### [Record list]

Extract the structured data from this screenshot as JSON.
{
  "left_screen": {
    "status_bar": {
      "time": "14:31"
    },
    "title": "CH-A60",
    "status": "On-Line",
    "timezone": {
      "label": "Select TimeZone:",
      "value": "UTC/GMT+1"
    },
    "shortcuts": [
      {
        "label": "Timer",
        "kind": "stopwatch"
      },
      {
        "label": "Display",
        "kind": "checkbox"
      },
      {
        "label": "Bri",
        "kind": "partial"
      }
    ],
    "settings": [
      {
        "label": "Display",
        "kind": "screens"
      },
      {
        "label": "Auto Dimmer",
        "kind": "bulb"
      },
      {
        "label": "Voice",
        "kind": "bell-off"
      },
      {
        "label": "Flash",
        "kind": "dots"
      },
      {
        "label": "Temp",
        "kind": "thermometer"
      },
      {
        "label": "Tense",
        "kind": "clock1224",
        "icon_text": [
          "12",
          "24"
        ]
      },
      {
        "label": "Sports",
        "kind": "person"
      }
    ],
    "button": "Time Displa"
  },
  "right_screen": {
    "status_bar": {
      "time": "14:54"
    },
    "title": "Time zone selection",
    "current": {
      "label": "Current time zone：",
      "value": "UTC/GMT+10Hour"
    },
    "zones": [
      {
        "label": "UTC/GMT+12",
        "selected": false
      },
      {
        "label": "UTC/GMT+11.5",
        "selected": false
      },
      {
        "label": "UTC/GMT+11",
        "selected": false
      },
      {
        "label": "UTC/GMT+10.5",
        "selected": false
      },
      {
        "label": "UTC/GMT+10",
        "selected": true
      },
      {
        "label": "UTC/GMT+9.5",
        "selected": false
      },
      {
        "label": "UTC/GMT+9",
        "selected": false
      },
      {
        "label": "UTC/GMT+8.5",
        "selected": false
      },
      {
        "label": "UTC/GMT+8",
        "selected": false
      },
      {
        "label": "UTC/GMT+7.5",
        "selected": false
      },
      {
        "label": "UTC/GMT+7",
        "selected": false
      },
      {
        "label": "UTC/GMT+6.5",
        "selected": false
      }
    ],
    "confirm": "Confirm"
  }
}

### [Written exercise]
Write out every line of the entries that holds the word "kind".

### [Result of the exercise]
        "kind": "stopwatch"
        "kind": "checkbox"
        "kind": "partial"
        "kind": "screens"
        "kind": "bulb"
        "kind": "bell-off"
        "kind": "dots"
        "kind": "thermometer"
        "kind": "clock1224",
        "kind": "person"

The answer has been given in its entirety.